╭─ Supplied data

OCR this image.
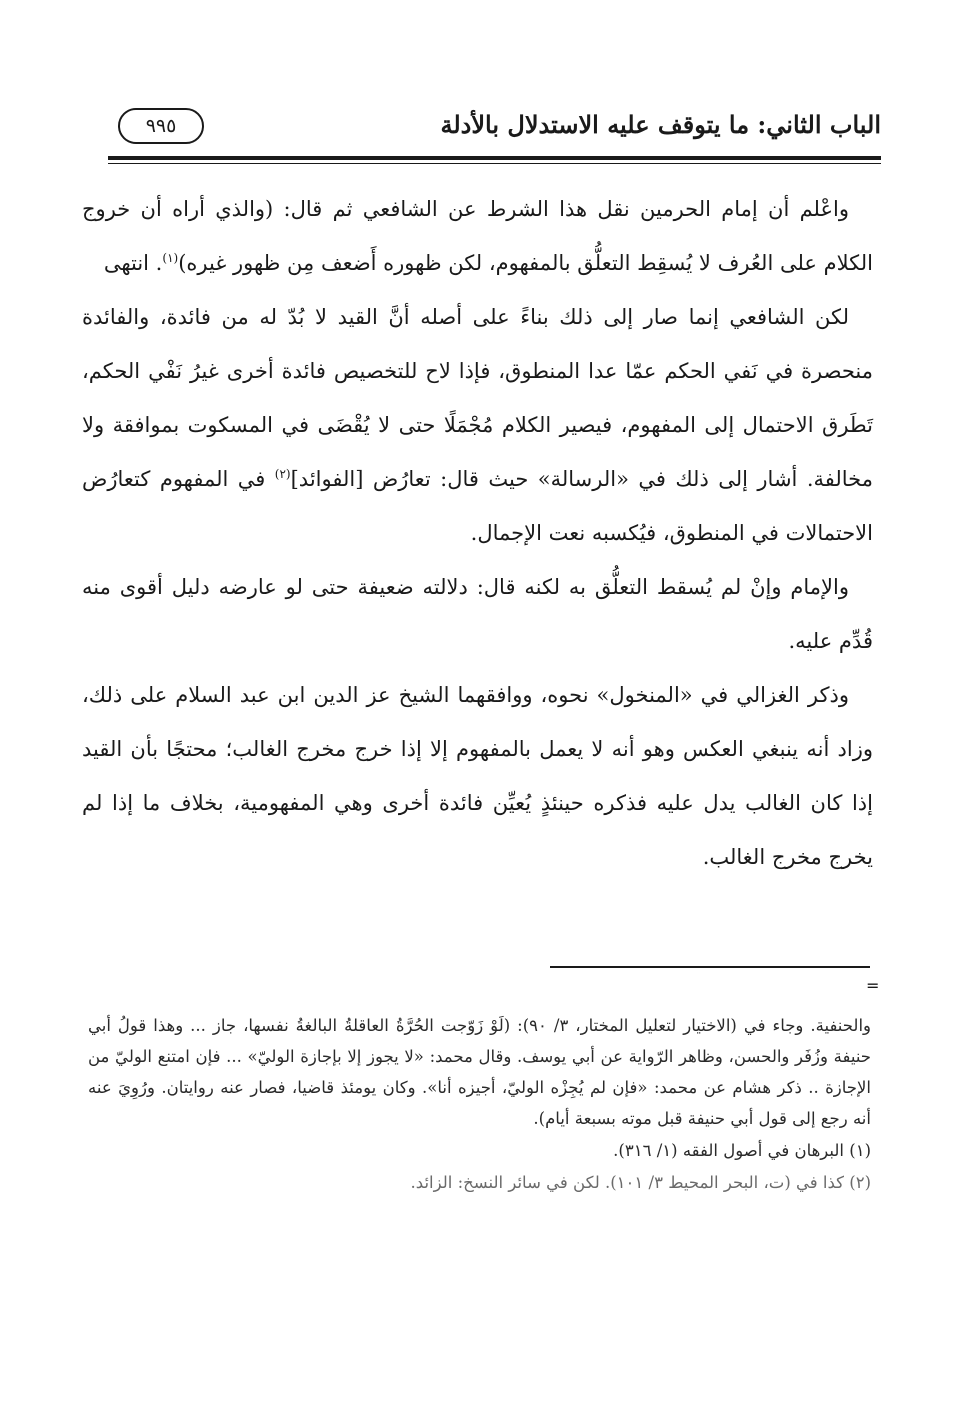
الباب الثاني: ما يتوقف عليه الاستدلال بالأدلة
٩٩٥

واعْلم أن إمام الحرمين نقل هذا الشرط عن الشافعي ثم قال: (والذي أراه أن خروج الكلام على العُرف لا يُسقِط التعلُّق بالمفهوم، لكن ظهوره أَضعف مِن ظهور غيره)$^{(١)}$. انتهى

لكن الشافعي إنما صار إلى ذلك بناءً على أصله أنَّ القيد لا بُدّ له من فائدة، والفائدة منحصرة في نَفي الحكم عمّا عدا المنطوق، فإذا لاح للتخصيص فائدة أخرى غيرُ نَفْي الحكم، تَطَرق الاحتمال إلى المفهوم، فيصير الكلام مُجْمَلًا حتى لا يُقْضَى في المسكوت بموافقة ولا مخالفة. أشار إلى ذلك في «الرسالة» حيث قال: تعارُض [الفوائد]$^{(٢)}$ في المفهوم كتعارُض الاحتمالات في المنطوق، فيُكسبه نعت الإجمال.

والإمام وإنْ لم يُسقط التعلُّق به لكنه قال: دلالته ضعيفة حتى لو عارضه دليل أقوى منه قُدِّم عليه.

وذكر الغزالي في «المنخول» نحوه، ووافقهما الشيخ عز الدين ابن عبد السلام على ذلك، وزاد أنه ينبغي العكس وهو أنه لا يعمل بالمفهوم إلا إذا خرج مخرج الغالب؛ محتجًا بأن القيد إذا كان الغالب يدل عليه فذكره حينئذٍ يُعيِّن فائدة أخرى وهي المفهومية، بخلاف ما إذا لم يخرج مخرج الغالب.

=

والحنفية. وجاء في (الاختيار لتعليل المختار، ٣/ ٩٠): (لَوْ زَوّجت الحُرَّةُ العاقلةُ البالغةُ نفسها، جاز ... وهذا قولُ أبي حنيفة وزُفَر والحسن، وظاهر الرّواية عن أبي يوسف. وقال محمد: «لا يجوز إلا بإجازة الوليّ» ... فإن امتنع الوليّ من الإجازة .. ذكر هشام عن محمد: «فإن لم يُجِزْه الوليّ، أجيزه أنا». وكان يومئذ قاضيا، فصار عنه روايتان. ورُوِيَ عنه أنه رجع إلى قول أبي حنيفة قبل موته بسبعة أيام).

(١) البرهان في أصول الفقه (١/ ٣١٦).

(٢) كذا في (ت، البحر المحيط ٣/ ١٠١). لكن في سائر النسخ: الزائد.
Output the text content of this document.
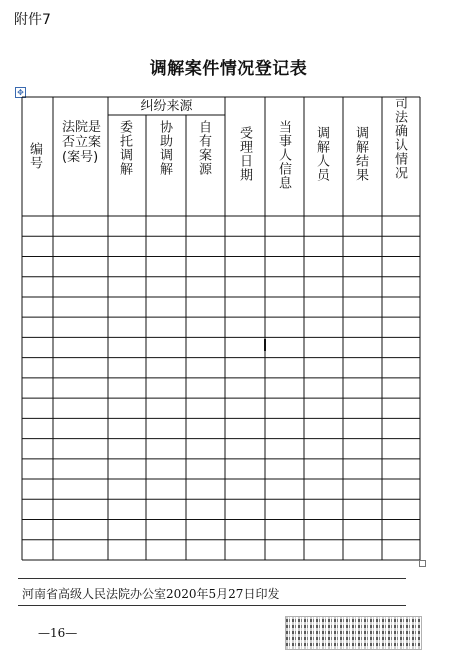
附件7
调解案件情况登记表
✥
编号
法院是否立案(案号)
纠纷来源
委托调解 协助调解 自有案源 受理日期 当事人信息 调解人员 调解结果 司法确认情况
河南省高级人民法院办公室2020年5月27日印发
—16—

╰─

Show all lines in the entries above where the word "الكلام" appears.

واعْلم أن إمام الحرمين نقل هذا الشرط عن الشافعي ثم قال: (والذي أراه أن خروج الكلام على العُرف لا يُسقِط التعلُّق بالمفهوم، لكن ظهوره أَضعف مِن ظهور غيره)$^{(١)}$. انتهى
لكن الشافعي إنما صار إلى ذلك بناءً على أصله أنَّ القيد لا بُدّ له من فائدة، والفائدة منحصرة في نَفي الحكم عمّا عدا المنطوق، فإذا لاح للتخصيص فائدة أخرى غيرُ نَفْي الحكم، تَطَرق الاحتمال إلى المفهوم، فيصير الكلام مُجْمَلًا حتى لا يُقْضَى في المسكوت بموافقة ولا مخالفة. أشار إلى ذلك في «الرسالة» حيث قال: تعارُض [الفوائد]$^{(٢)}$ في المفهوم كتعارُض الاحتمالات في المنطوق، فيُكسبه نعت الإجمال.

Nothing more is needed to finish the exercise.